- WHAT TO PRODUCE
Extract all lines from the data beneath that include the word "check".

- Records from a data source
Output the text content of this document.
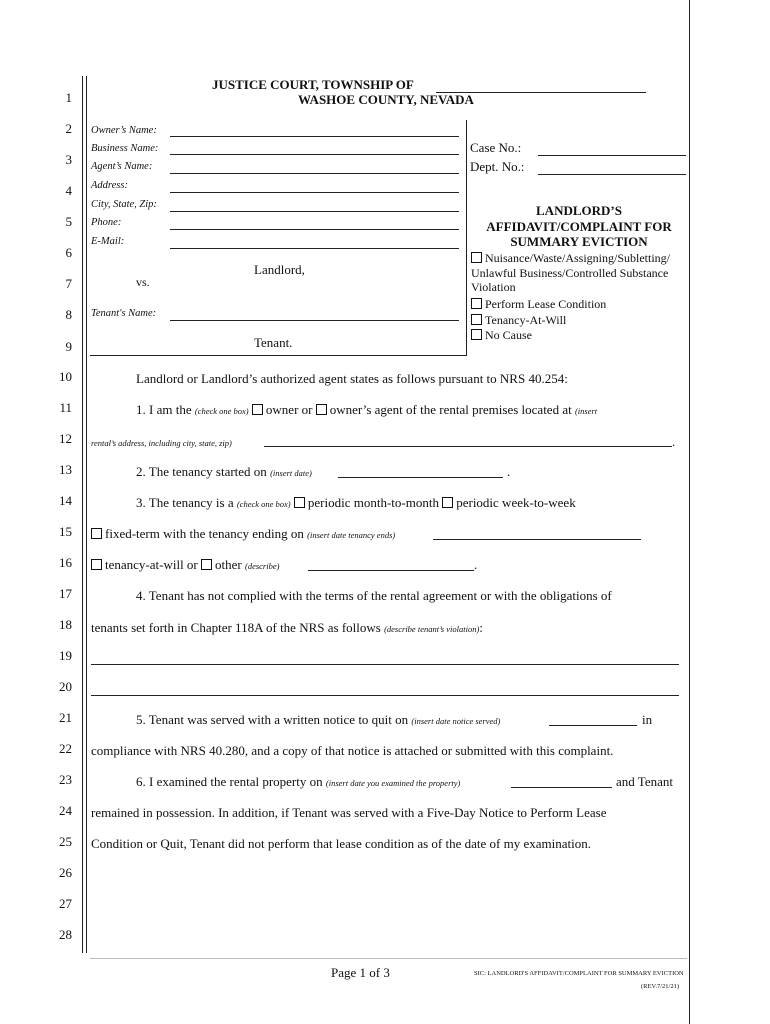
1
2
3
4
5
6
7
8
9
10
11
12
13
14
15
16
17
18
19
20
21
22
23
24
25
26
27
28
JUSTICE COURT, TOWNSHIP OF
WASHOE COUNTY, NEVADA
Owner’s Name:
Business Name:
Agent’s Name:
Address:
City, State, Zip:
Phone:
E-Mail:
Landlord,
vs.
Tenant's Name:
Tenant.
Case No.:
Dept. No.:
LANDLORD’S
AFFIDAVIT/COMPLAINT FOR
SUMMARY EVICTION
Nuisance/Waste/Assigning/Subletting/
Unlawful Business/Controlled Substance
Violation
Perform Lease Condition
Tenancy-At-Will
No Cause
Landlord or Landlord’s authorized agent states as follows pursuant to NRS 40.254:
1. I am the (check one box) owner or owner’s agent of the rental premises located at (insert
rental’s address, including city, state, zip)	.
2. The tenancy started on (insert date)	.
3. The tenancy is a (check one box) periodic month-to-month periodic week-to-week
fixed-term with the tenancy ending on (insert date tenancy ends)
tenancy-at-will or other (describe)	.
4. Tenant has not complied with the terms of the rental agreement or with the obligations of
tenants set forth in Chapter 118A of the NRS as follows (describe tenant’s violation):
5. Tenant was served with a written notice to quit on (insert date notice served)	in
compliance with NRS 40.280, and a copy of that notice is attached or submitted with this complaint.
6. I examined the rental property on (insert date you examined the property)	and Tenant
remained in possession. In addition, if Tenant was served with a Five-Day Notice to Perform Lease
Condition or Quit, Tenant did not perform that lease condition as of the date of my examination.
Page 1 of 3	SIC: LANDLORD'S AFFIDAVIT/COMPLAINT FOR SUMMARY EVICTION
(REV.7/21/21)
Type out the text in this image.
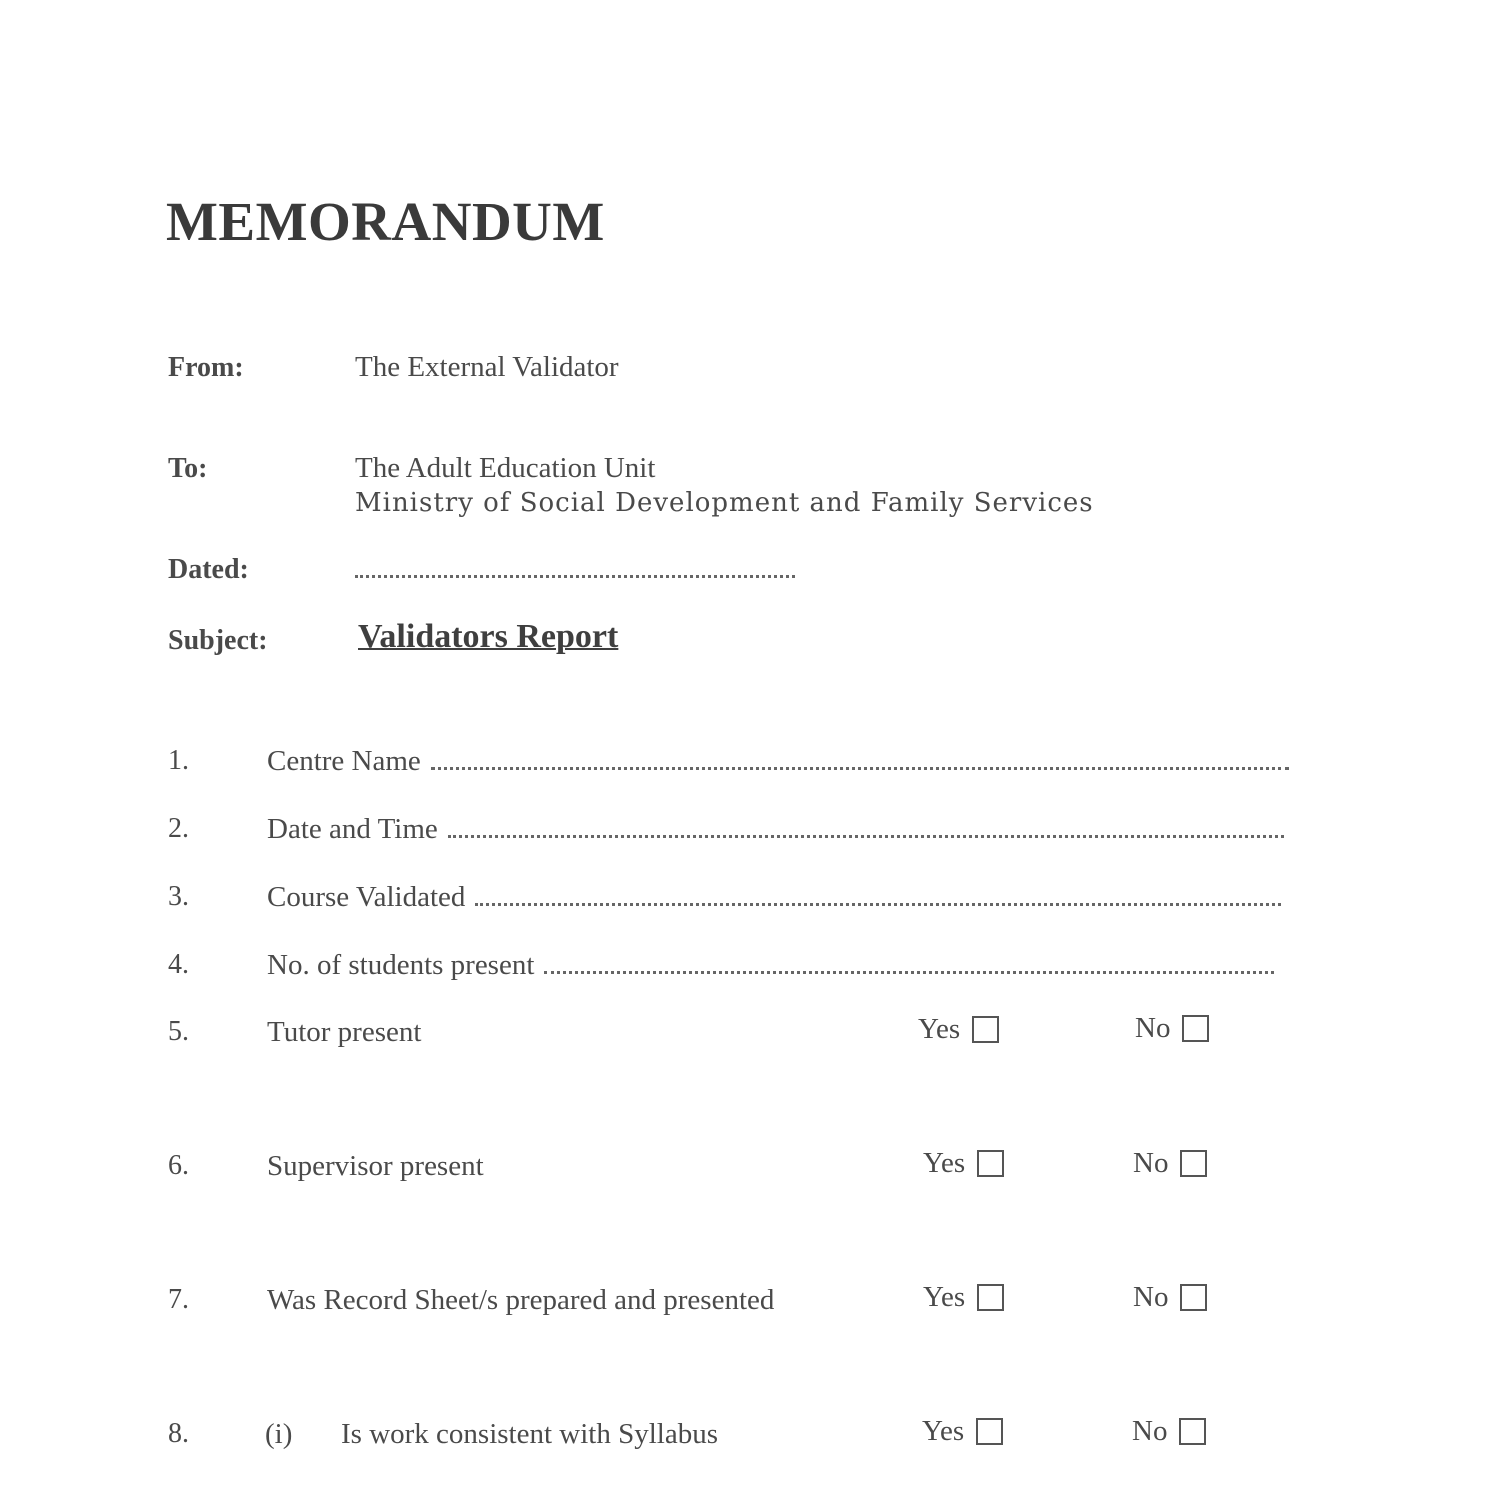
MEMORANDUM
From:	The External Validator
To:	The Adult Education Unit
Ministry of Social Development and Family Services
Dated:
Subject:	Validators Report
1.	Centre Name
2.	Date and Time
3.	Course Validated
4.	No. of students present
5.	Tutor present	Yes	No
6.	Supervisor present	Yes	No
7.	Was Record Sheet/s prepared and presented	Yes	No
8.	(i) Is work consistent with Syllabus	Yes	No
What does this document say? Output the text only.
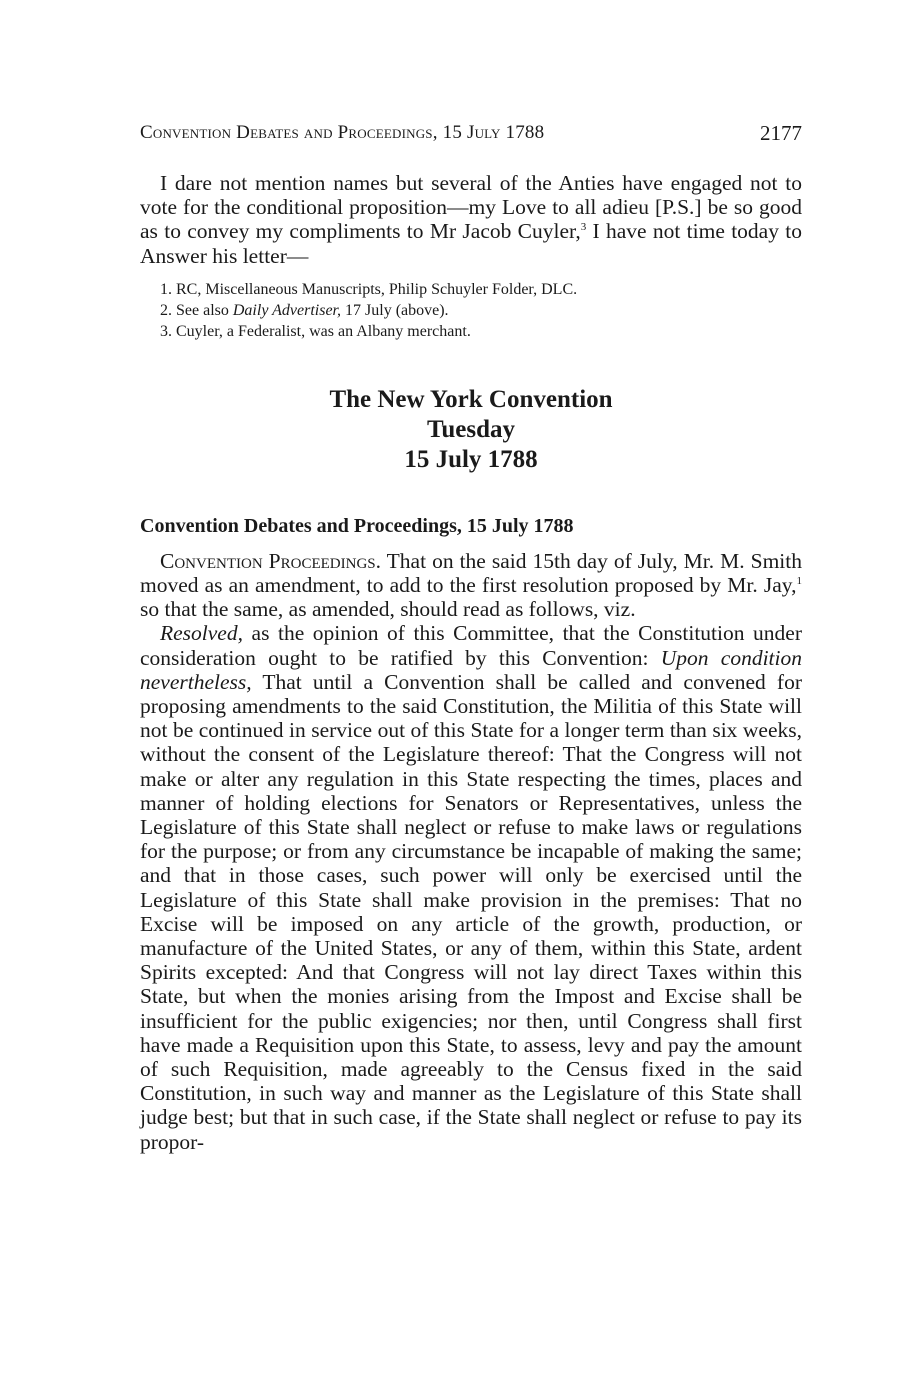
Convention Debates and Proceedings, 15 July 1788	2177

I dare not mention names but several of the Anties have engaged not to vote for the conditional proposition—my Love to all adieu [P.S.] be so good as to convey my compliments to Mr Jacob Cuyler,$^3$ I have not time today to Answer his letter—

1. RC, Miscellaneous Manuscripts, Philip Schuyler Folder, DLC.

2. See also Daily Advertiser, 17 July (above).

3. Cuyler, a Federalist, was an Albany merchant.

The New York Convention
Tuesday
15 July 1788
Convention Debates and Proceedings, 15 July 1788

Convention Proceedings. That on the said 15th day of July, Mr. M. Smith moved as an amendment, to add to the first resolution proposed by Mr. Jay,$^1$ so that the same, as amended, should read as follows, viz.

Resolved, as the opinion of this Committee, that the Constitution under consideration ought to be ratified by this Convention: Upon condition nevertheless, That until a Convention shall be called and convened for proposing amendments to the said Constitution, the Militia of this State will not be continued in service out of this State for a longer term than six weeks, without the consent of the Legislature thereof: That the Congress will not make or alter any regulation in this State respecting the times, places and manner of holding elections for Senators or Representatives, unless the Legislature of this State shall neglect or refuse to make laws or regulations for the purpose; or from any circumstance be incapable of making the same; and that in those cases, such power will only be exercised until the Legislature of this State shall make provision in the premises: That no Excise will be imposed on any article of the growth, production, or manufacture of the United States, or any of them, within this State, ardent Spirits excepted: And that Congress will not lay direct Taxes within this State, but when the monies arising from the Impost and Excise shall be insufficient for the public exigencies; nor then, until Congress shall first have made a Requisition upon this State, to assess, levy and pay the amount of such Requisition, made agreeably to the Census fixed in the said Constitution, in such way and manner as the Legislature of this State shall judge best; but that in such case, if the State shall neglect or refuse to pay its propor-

- REPLY TO THE TASK
1. I am the (check one box) owner or owner’s agent of the rental premises located at (insert
3. The tenancy is a (check one box) periodic month-to-month periodic week-to-week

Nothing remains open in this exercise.